Items from a dataset:
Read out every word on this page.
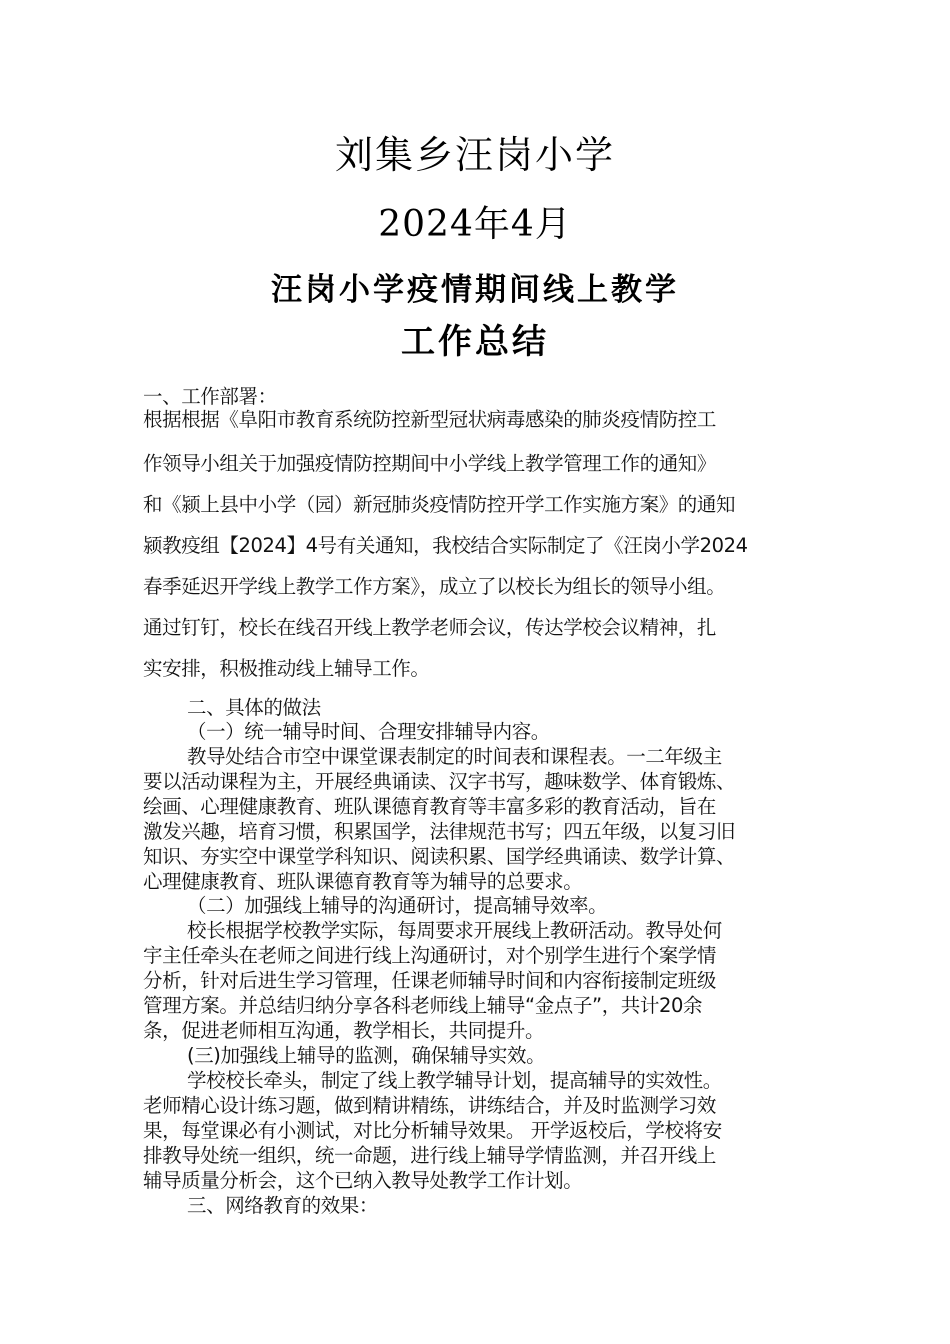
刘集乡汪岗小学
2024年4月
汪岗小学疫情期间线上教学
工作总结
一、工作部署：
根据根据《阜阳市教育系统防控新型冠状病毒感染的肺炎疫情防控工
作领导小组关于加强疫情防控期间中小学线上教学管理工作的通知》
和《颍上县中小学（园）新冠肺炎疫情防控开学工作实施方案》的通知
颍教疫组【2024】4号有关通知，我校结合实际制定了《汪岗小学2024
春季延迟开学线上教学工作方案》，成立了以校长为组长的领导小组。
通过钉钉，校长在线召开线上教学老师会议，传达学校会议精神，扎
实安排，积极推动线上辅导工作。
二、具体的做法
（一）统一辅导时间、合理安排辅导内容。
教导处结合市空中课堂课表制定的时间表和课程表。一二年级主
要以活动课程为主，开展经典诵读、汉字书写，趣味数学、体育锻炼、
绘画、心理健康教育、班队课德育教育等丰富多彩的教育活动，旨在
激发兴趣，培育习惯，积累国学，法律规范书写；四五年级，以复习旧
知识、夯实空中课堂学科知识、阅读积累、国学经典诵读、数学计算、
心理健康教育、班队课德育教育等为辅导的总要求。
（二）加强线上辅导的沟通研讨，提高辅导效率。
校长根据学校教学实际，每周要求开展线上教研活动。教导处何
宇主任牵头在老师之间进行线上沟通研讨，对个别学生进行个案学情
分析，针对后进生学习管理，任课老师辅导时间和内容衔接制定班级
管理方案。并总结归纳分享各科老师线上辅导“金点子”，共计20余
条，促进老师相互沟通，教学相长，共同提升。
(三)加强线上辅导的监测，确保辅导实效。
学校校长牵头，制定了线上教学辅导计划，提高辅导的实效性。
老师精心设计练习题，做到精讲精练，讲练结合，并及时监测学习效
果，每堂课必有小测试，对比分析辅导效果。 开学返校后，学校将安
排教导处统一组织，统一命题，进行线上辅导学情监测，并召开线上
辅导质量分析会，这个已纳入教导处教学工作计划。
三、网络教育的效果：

• [PROBLEM] From the entries above, copy every line where the word "心理健康教育" shows up.

• [RESPONSE FOR THIS EXERCISE]
绘画、心理健康教育、班队课德育教育等丰富多彩的教育活动，旨在
心理健康教育、班队课德育教育等为辅导的总要求。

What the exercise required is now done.